> _WHAT YOU NEED TO DO_
In full and without alteration, repeat the material.

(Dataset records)
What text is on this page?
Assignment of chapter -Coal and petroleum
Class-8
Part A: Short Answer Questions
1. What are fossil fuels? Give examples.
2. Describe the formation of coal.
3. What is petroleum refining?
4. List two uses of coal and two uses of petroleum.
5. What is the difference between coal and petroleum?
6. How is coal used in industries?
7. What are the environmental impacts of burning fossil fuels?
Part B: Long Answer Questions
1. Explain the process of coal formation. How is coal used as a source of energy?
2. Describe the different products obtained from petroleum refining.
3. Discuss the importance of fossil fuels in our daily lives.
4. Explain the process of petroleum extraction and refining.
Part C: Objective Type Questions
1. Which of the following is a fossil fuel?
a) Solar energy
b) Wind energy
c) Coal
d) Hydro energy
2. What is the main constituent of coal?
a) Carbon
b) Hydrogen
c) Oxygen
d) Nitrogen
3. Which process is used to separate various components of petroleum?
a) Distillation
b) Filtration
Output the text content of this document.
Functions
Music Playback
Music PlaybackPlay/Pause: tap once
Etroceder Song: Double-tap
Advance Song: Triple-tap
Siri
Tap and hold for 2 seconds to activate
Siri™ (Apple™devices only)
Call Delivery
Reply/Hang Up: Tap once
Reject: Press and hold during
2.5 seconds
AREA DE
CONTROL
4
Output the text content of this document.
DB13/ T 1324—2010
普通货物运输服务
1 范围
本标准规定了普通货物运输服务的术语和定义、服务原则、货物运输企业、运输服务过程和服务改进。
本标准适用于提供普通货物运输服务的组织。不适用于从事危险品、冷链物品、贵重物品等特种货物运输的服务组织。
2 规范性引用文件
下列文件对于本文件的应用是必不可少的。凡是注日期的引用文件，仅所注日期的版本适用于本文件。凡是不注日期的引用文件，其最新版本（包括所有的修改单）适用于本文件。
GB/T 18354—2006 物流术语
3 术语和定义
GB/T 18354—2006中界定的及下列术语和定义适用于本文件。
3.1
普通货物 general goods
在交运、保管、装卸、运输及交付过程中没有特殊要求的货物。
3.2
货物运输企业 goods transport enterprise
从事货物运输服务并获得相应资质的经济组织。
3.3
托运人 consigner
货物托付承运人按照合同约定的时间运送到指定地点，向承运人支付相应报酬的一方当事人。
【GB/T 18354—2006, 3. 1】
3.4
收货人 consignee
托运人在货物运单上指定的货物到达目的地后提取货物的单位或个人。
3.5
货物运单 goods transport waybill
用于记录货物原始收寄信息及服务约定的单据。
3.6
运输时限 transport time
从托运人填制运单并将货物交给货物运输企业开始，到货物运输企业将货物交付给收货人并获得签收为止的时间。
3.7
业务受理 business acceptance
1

> _ANSWER BELOW_
What text is on this page?
Assignment of chapter -Coal and petroleum
Class-8
Part A: Short Answer Questions
1. What are fossil fuels? Give examples.
2. Describe the formation of coal.
3. What is petroleum refining?
4. List two uses of coal and two uses of petroleum.
5. What is the difference between coal and petroleum?
6. How is coal used in industries?
7. What are the environmental impacts of burning fossil fuels?
Part B: Long Answer Questions
1. Explain the process of coal formation. How is coal used as a source of energy?
2. Describe the different products obtained from petroleum refining.
3. Discuss the importance of fossil fuels in our daily lives.
4. Explain the process of petroleum extraction and refining.
Part C: Objective Type Questions
1. Which of the following is a fossil fuel?
a) Solar energy
b) Wind energy
c) Coal
d) Hydro energy
2. What is the main constituent of coal?
a) Carbon
b) Hydrogen
c) Oxygen
d) Nitrogen
3. Which process is used to separate various components of petroleum?
a) Distillation
b) Filtration
Output the text content of this document.
Functions
Music Playback
Music PlaybackPlay/Pause: tap once
Etroceder Song: Double-tap
Advance Song: Triple-tap
Siri
Tap and hold for 2 seconds to activate
Siri™ (Apple™devices only)
Call Delivery
Reply/Hang Up: Tap once
Reject: Press and hold during
2.5 seconds
AREA DE
CONTROL
4
Output the text content of this document.
DB13/ T 1324—2010
普通货物运输服务
1 范围
本标准规定了普通货物运输服务的术语和定义、服务原则、货物运输企业、运输服务过程和服务改进。
本标准适用于提供普通货物运输服务的组织。不适用于从事危险品、冷链物品、贵重物品等特种货物运输的服务组织。
2 规范性引用文件
下列文件对于本文件的应用是必不可少的。凡是注日期的引用文件，仅所注日期的版本适用于本文件。凡是不注日期的引用文件，其最新版本（包括所有的修改单）适用于本文件。
GB/T 18354—2006 物流术语
3 术语和定义
GB/T 18354—2006中界定的及下列术语和定义适用于本文件。
3.1
普通货物 general goods
在交运、保管、装卸、运输及交付过程中没有特殊要求的货物。
3.2
货物运输企业 goods transport enterprise
从事货物运输服务并获得相应资质的经济组织。
3.3
托运人 consigner
货物托付承运人按照合同约定的时间运送到指定地点，向承运人支付相应报酬的一方当事人。
【GB/T 18354—2006, 3. 1】
3.4
收货人 consignee
托运人在货物运单上指定的货物到达目的地后提取货物的单位或个人。
3.5
货物运单 goods transport waybill
用于记录货物原始收寄信息及服务约定的单据。
3.6
运输时限 transport time
从托运人填制运单并将货物交给货物运输企业开始，到货物运输企业将货物交付给收货人并获得签收为止的时间。
3.7
业务受理 business acceptance
1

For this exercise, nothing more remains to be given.